[start]

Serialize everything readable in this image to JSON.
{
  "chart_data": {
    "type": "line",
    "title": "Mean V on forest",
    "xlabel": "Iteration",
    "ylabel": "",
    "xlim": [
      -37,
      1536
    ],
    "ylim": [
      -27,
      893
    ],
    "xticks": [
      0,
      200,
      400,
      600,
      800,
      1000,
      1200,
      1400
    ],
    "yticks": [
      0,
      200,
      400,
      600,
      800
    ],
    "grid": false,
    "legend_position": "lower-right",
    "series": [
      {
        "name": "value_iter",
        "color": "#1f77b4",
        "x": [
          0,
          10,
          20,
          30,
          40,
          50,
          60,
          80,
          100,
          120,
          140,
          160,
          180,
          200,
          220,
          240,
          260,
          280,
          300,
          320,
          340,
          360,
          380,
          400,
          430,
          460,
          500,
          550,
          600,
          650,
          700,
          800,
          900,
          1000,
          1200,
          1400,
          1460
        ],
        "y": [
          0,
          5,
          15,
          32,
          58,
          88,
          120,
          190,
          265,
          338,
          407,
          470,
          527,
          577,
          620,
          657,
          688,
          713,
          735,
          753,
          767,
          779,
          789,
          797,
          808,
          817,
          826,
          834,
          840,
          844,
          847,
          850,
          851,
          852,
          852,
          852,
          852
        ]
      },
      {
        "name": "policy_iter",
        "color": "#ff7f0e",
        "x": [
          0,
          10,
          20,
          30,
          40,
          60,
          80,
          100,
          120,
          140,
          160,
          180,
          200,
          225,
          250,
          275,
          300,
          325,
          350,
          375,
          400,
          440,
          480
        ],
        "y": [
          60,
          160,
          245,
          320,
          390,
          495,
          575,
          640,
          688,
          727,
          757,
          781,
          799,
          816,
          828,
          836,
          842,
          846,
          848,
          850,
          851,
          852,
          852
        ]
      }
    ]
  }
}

[end]

Reproduce the full set of records precisely.

Serialize everything readable in this image to JSON.
{
  "chart_data": {
    "type": "line",
    "title": "Mean V on forest",
    "xlabel": "Iteration",
    "ylabel": "",
    "xlim": [
      -37,
      1536
    ],
    "ylim": [
      -27,
      893
    ],
    "xticks": [
      0,
      200,
      400,
      600,
      800,
      1000,
      1200,
      1400
    ],
    "yticks": [
      0,
      200,
      400,
      600,
      800
    ],
    "grid": false,
    "legend_position": "lower-right",
    "series": [
      {
        "name": "value_iter",
        "color": "#1f77b4",
        "x": [
          0,
          10,
          20,
          30,
          40,
          50,
          60,
          80,
          100,
          120,
          140,
          160,
          180,
          200,
          220,
          240,
          260,
          280,
          300,
          320,
          340,
          360,
          380,
          400,
          430,
          460,
          500,
          550,
          600,
          650,
          700,
          800,
          900,
          1000,
          1200,
          1400,
          1460
        ],
        "y": [
          0,
          5,
          15,
          32,
          58,
          88,
          120,
          190,
          265,
          338,
          407,
          470,
          527,
          577,
          620,
          657,
          688,
          713,
          735,
          753,
          767,
          779,
          789,
          797,
          808,
          817,
          826,
          834,
          840,
          844,
          847,
          850,
          851,
          852,
          852,
          852,
          852
        ]
      },
      {
        "name": "policy_iter",
        "color": "#ff7f0e",
        "x": [
          0,
          10,
          20,
          30,
          40,
          60,
          80,
          100,
          120,
          140,
          160,
          180,
          200,
          225,
          250,
          275,
          300,
          325,
          350,
          375,
          400,
          440,
          480
        ],
        "y": [
          60,
          160,
          245,
          320,
          390,
          495,
          575,
          640,
          688,
          727,
          757,
          781,
          799,
          816,
          828,
          836,
          842,
          846,
          848,
          850,
          851,
          852,
          852
        ]
      }
    ]
  }
}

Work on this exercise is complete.